──────── STORED DATA
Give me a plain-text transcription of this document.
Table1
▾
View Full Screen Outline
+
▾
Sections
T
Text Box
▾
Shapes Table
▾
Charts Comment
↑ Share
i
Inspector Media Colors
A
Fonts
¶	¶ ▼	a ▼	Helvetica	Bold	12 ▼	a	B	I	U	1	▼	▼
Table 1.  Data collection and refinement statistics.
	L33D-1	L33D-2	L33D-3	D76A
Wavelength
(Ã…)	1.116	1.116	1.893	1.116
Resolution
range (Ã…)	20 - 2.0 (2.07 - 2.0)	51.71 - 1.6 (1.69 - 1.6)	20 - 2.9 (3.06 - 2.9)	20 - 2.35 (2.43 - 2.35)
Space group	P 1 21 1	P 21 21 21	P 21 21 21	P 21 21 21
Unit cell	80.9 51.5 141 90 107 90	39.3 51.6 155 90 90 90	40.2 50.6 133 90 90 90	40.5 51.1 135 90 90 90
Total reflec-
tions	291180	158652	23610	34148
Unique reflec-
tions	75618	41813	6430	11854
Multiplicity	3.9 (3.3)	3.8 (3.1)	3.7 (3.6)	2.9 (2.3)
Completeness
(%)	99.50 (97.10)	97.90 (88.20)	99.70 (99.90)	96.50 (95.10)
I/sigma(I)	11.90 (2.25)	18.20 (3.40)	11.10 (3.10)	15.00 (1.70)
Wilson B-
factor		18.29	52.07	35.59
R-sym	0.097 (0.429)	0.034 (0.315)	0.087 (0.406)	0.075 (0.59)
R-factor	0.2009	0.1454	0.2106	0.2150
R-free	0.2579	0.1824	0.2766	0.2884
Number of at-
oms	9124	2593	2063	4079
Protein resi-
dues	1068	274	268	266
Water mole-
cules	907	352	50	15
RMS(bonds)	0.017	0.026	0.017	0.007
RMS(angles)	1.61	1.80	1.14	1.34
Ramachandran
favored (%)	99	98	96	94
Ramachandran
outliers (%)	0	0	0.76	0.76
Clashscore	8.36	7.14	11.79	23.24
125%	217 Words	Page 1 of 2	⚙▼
────────────────
* [TASK ITEM]:
Having read the entries, repeat them all exactly.

* [OUTPUT FOR THIS EXERCISE]:
Give me a plain-text transcription of this document.
Table1
▾
View Full Screen Outline
+
▾
Sections
T
Text Box
▾
Shapes Table
▾
Charts Comment
↑ Share
i
Inspector Media Colors
A
Fonts
¶	¶ ▼	a ▼	Helvetica	Bold	12 ▼	a	B	I	U	1	▼	▼
Table 1.  Data collection and refinement statistics.
	L33D-1	L33D-2	L33D-3	D76A
Wavelength
(Ã…)	1.116	1.116	1.893	1.116
Resolution
range (Ã…)	20 - 2.0 (2.07 - 2.0)	51.71 - 1.6 (1.69 - 1.6)	20 - 2.9 (3.06 - 2.9)	20 - 2.35 (2.43 - 2.35)
Space group	P 1 21 1	P 21 21 21	P 21 21 21	P 21 21 21
Unit cell	80.9 51.5 141 90 107 90	39.3 51.6 155 90 90 90	40.2 50.6 133 90 90 90	40.5 51.1 135 90 90 90
Total reflec-
tions	291180	158652	23610	34148
Unique reflec-
tions	75618	41813	6430	11854
Multiplicity	3.9 (3.3)	3.8 (3.1)	3.7 (3.6)	2.9 (2.3)
Completeness
(%)	99.50 (97.10)	97.90 (88.20)	99.70 (99.90)	96.50 (95.10)
I/sigma(I)	11.90 (2.25)	18.20 (3.40)	11.10 (3.10)	15.00 (1.70)
Wilson B-
factor		18.29	52.07	35.59
R-sym	0.097 (0.429)	0.034 (0.315)	0.087 (0.406)	0.075 (0.59)
R-factor	0.2009	0.1454	0.2106	0.2150
R-free	0.2579	0.1824	0.2766	0.2884
Number of at-
oms	9124	2593	2063	4079
Protein resi-
dues	1068	274	268	266
Water mole-
cules	907	352	50	15
RMS(bonds)	0.017	0.026	0.017	0.007
RMS(angles)	1.61	1.80	1.14	1.34
Ramachandran
favored (%)	99	98	96	94
Ramachandran
outliers (%)	0	0	0.76	0.76
Clashscore	8.36	7.14	11.79	23.24
125%	217 Words	Page 1 of 2	⚙▼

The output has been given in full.